Find each line containing the string "Fund". Copy it.

#### LISTED RECORDS:
___
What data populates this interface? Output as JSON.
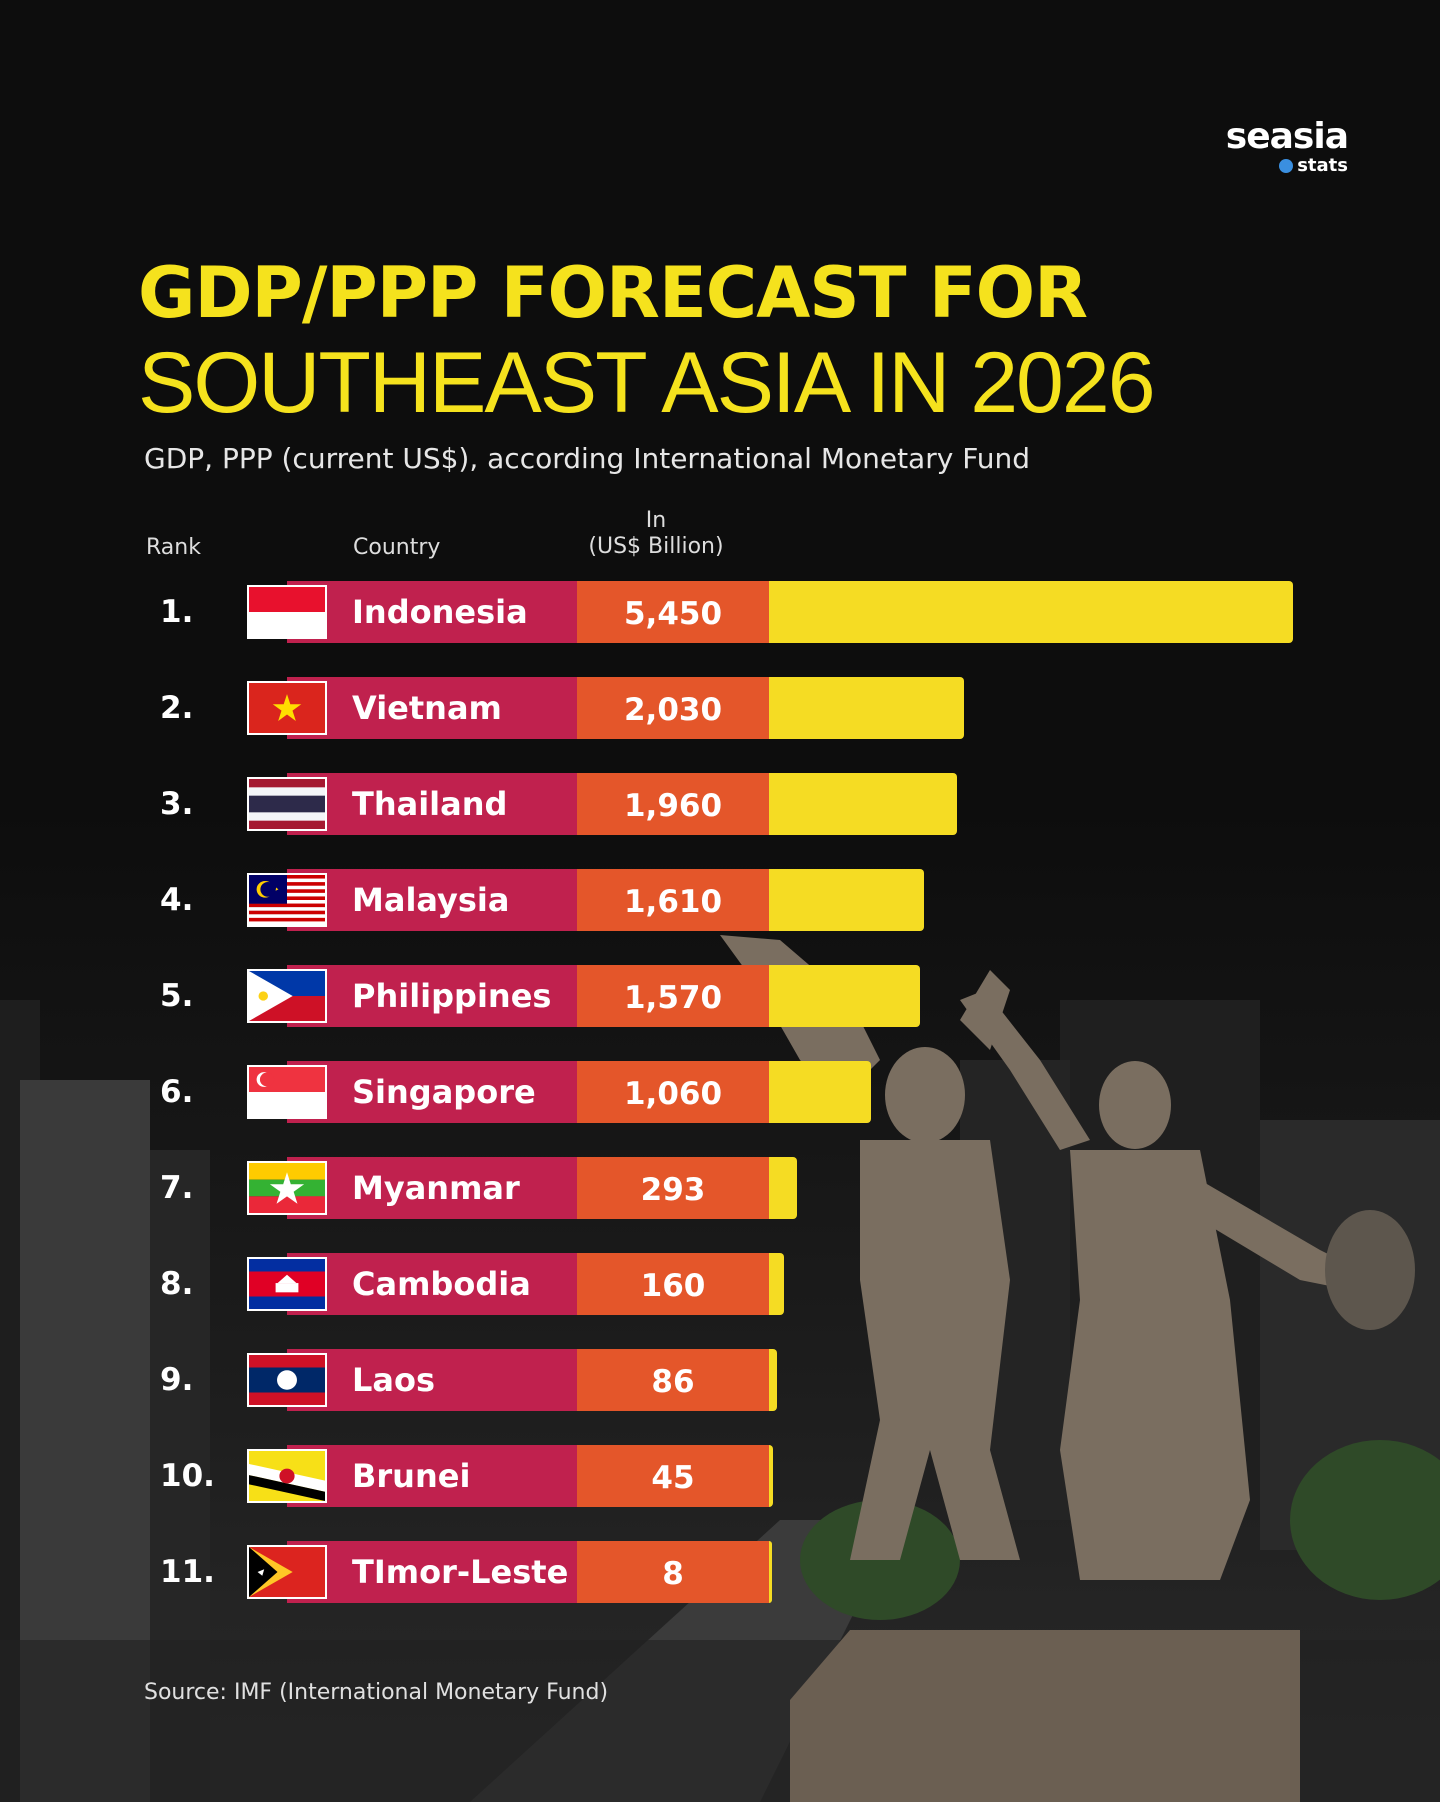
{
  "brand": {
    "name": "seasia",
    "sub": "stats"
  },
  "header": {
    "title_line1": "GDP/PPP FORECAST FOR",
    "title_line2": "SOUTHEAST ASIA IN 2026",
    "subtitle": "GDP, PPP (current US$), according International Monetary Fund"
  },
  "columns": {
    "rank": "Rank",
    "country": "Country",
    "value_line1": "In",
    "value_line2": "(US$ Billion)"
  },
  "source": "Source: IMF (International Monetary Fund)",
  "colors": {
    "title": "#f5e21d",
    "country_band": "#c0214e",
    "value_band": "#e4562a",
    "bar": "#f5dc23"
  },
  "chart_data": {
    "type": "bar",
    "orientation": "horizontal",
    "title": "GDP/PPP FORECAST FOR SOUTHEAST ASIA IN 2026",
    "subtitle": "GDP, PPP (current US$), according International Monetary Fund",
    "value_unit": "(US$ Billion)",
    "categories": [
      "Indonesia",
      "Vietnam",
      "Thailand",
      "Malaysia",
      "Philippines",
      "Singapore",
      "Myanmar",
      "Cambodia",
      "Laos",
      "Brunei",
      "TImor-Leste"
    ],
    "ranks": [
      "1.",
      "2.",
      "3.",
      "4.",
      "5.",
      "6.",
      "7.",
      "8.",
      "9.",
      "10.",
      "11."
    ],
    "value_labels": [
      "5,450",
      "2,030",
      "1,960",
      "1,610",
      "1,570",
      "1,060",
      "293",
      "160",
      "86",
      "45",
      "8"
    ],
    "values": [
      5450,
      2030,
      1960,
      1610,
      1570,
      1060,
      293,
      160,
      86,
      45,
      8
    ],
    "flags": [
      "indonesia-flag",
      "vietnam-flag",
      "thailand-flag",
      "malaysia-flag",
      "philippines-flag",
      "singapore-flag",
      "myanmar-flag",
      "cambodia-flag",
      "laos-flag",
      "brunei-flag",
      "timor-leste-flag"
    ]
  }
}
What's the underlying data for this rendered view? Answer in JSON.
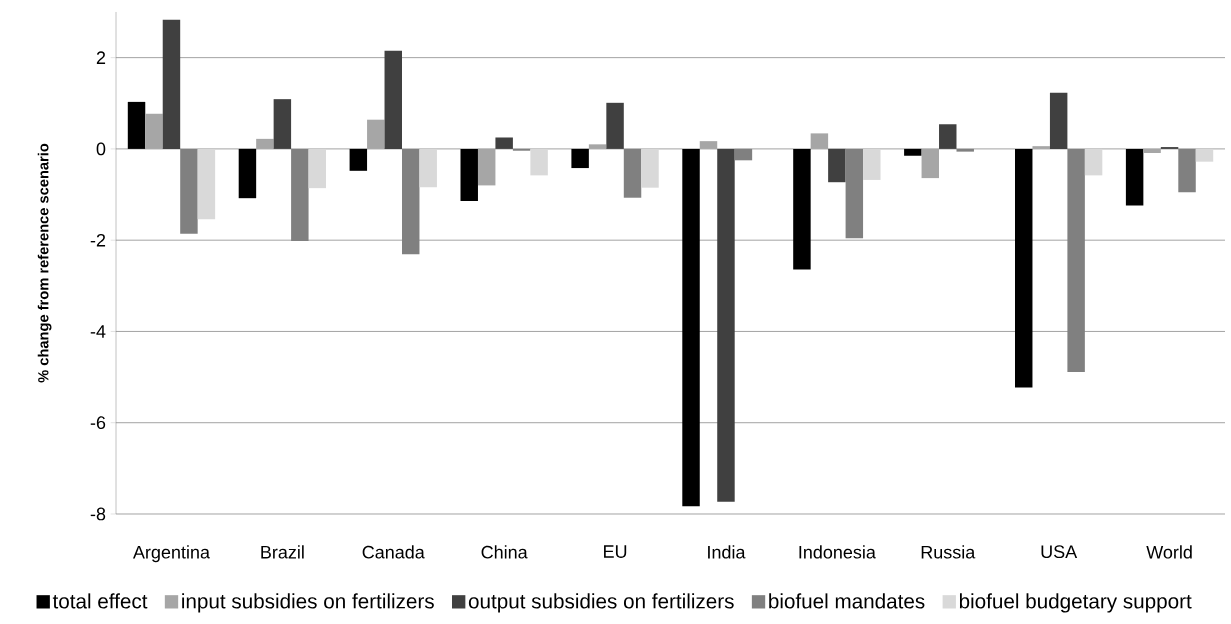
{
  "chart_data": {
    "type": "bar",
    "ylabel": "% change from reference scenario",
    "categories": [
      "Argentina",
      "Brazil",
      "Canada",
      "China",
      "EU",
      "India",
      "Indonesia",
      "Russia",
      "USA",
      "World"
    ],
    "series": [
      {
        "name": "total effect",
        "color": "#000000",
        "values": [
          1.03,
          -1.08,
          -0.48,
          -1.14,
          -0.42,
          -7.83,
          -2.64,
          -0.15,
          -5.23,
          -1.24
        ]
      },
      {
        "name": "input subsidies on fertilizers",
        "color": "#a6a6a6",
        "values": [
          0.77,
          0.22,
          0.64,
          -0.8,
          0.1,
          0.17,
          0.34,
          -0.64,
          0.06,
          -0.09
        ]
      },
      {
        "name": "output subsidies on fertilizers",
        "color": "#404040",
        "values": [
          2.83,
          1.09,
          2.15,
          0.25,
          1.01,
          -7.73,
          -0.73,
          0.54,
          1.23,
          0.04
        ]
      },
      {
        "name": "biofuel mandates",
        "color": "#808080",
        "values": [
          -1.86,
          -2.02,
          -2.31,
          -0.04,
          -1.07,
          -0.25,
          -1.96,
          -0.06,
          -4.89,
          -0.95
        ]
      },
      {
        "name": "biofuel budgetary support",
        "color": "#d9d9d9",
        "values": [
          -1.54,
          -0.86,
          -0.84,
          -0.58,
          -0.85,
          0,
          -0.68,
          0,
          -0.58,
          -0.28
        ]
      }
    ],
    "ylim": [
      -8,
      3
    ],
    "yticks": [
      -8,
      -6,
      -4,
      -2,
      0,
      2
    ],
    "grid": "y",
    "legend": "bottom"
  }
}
___
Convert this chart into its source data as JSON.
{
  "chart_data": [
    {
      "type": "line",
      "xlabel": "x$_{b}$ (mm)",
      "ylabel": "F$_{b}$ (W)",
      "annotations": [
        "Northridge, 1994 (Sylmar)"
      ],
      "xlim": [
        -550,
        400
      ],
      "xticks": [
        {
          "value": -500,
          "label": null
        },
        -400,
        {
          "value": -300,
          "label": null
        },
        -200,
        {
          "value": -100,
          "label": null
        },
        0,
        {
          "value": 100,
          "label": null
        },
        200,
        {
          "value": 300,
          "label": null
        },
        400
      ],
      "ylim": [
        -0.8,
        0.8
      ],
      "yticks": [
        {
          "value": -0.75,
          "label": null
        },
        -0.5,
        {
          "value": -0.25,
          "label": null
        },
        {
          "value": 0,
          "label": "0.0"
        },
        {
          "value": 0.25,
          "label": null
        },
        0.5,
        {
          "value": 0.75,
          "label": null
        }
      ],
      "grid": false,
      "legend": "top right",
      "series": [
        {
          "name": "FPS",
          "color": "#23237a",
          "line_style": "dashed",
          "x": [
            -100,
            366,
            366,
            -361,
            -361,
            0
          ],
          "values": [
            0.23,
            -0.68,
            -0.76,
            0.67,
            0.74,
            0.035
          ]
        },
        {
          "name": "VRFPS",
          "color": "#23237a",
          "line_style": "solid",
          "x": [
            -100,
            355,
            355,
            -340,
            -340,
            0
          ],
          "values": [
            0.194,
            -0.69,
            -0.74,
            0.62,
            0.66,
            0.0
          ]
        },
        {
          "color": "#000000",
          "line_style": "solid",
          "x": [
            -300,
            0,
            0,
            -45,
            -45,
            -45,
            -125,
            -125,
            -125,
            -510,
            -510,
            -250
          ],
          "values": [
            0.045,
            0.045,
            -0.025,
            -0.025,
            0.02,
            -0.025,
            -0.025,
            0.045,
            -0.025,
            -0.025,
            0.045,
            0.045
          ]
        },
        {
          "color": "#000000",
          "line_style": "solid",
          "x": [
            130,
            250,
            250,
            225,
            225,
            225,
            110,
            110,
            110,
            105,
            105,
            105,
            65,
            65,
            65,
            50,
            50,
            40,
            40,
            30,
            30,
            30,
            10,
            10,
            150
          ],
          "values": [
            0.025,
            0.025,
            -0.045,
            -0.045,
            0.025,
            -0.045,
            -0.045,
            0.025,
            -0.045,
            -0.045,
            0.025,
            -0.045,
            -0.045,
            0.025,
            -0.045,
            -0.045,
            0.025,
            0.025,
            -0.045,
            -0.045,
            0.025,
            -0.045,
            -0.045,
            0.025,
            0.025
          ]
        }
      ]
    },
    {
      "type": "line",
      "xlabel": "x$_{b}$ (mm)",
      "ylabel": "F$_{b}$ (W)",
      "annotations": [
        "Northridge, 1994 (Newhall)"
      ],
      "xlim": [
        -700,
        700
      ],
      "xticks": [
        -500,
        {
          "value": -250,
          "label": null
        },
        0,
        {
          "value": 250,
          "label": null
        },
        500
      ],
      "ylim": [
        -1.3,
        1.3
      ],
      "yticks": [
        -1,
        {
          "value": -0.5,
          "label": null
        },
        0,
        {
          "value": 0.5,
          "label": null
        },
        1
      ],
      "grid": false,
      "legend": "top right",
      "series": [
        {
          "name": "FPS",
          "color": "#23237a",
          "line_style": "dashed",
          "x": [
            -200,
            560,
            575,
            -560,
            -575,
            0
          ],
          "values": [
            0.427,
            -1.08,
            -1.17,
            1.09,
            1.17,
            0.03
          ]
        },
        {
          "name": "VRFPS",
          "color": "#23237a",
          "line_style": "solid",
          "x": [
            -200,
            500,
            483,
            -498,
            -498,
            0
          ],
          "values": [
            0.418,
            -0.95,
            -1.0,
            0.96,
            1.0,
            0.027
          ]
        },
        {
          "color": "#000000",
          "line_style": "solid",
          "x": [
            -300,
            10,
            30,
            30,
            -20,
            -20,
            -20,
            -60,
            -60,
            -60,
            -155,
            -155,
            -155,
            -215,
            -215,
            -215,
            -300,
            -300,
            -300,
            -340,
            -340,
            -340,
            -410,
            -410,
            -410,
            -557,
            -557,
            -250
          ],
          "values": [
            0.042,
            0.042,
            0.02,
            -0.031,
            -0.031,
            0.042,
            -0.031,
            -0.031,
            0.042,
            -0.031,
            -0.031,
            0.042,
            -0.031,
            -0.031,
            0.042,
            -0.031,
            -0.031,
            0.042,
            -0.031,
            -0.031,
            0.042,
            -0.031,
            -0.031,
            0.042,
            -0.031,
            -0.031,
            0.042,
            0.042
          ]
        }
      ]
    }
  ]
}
___
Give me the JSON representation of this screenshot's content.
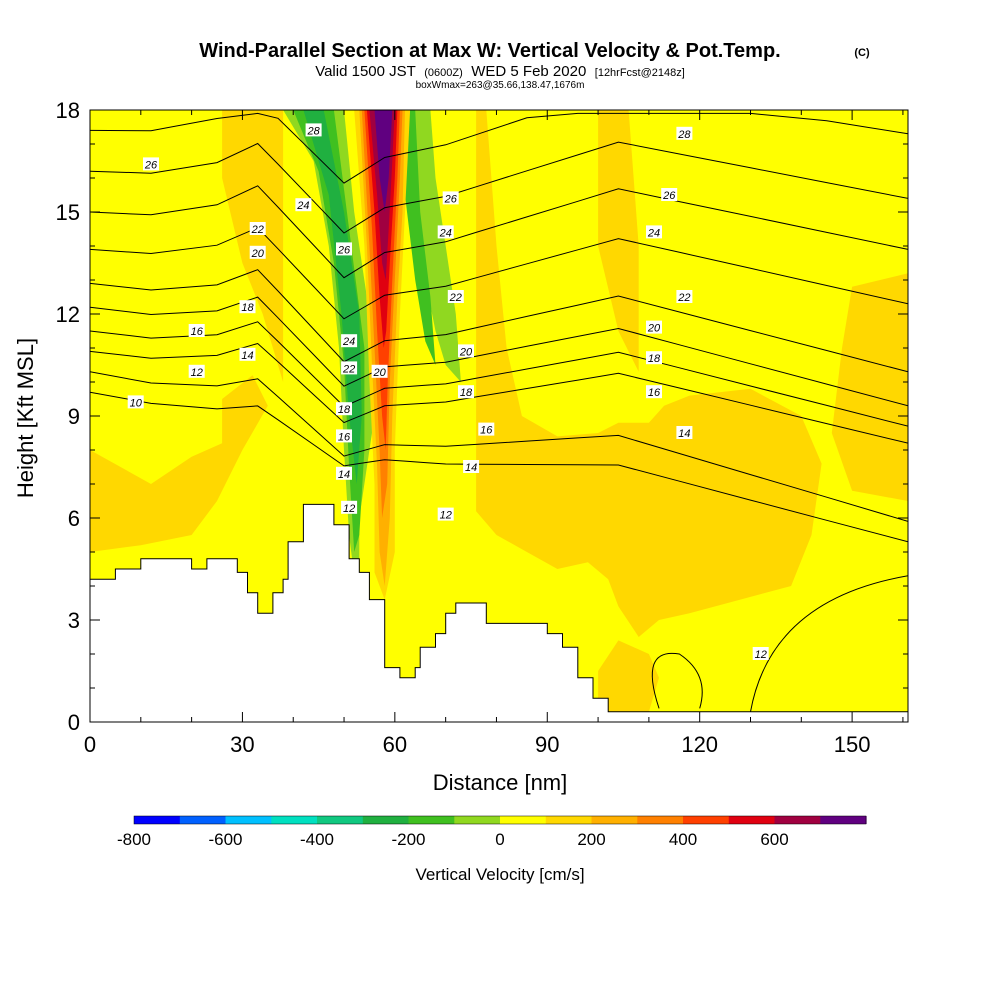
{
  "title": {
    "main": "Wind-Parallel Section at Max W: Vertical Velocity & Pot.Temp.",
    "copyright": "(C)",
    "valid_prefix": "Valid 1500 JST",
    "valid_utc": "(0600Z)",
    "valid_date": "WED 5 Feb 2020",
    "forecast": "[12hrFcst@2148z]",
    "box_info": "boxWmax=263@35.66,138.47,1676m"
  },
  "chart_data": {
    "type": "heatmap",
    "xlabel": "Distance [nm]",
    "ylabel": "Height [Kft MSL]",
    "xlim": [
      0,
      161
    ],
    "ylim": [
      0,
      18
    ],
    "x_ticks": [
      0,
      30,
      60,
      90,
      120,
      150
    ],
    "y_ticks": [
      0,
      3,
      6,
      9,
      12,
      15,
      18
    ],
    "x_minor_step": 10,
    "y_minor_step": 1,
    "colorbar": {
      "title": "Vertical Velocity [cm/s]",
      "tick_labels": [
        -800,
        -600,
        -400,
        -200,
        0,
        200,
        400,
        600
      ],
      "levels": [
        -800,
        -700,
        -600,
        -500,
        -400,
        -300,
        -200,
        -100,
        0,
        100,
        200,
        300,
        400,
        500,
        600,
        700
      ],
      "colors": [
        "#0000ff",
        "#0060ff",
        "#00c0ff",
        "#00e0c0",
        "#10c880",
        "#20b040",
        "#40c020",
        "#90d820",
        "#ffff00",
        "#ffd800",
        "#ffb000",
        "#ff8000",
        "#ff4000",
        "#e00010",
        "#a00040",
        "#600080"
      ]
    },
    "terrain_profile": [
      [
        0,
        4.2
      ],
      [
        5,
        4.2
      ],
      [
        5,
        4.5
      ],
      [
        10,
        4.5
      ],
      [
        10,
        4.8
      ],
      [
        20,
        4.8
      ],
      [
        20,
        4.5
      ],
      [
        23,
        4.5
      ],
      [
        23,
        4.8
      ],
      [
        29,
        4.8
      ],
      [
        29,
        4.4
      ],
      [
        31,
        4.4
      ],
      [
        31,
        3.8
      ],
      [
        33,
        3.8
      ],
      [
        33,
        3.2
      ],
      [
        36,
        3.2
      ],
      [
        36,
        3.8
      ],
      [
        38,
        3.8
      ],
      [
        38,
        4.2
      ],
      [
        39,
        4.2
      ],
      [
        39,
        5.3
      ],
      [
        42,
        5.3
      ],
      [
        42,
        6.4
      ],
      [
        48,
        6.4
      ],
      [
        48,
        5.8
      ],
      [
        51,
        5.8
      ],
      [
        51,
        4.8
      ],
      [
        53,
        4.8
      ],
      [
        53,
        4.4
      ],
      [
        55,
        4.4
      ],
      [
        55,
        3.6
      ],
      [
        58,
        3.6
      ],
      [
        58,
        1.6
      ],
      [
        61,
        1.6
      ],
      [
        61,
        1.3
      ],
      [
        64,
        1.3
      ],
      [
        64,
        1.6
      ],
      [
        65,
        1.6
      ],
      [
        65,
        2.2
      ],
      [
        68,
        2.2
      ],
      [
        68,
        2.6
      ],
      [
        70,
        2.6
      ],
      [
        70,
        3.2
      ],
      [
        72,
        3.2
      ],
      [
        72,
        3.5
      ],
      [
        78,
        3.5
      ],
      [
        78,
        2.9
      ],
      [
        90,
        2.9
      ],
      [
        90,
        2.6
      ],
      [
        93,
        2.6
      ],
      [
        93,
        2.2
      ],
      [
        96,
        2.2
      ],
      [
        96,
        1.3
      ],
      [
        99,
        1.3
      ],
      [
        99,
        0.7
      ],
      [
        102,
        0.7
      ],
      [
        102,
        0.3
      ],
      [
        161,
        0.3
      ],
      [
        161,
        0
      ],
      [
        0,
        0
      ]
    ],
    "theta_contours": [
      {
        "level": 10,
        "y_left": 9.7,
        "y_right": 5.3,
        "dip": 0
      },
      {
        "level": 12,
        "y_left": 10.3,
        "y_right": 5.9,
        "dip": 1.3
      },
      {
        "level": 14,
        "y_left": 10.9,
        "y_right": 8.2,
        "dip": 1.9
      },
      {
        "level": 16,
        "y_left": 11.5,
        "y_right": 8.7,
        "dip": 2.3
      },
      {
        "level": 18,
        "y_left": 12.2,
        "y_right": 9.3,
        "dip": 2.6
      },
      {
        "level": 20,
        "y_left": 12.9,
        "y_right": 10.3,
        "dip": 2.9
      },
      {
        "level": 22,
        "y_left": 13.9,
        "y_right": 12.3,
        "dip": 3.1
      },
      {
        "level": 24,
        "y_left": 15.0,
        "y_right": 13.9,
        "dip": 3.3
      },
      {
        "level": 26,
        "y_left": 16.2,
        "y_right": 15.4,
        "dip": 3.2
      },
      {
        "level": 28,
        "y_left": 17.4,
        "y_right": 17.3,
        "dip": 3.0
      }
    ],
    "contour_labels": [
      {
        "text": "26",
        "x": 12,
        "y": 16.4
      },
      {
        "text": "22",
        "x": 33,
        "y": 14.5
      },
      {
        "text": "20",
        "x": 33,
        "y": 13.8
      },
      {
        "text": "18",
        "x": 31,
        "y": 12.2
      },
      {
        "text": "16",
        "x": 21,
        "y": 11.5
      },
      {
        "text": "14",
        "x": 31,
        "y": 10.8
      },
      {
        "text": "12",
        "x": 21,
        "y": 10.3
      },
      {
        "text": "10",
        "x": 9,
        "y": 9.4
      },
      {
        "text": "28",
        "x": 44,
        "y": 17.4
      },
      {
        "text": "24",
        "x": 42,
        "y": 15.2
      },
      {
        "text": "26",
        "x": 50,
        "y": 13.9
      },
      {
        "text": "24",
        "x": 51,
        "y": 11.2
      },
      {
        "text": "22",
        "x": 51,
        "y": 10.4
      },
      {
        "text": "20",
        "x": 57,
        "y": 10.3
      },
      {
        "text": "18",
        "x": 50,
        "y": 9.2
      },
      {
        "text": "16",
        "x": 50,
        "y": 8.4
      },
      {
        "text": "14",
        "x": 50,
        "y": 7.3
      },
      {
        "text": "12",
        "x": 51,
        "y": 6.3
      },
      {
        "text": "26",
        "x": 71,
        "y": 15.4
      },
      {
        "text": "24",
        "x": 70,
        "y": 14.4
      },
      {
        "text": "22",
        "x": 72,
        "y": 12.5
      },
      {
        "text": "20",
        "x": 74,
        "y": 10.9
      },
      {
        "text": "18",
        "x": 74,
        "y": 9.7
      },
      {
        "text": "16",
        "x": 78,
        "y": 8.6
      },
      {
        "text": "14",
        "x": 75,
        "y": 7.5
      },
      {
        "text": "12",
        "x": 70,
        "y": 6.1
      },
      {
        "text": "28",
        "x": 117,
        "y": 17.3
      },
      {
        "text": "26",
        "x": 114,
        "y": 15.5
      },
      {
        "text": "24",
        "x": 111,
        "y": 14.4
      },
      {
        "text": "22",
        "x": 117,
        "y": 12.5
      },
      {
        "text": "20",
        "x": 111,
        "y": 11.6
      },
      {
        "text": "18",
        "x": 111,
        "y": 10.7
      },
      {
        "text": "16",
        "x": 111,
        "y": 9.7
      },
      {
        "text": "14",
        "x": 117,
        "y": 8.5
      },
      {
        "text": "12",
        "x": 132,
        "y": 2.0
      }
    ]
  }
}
___
#### EXPECTED OUTPUT:
    "subtitle": "GDP, PPP (current US$), according International Monetary Fund"
  "source": "Source: IMF (International Monetary Fund)",
    "subtitle": "GDP, PPP (current US$), according International Monetary Fund",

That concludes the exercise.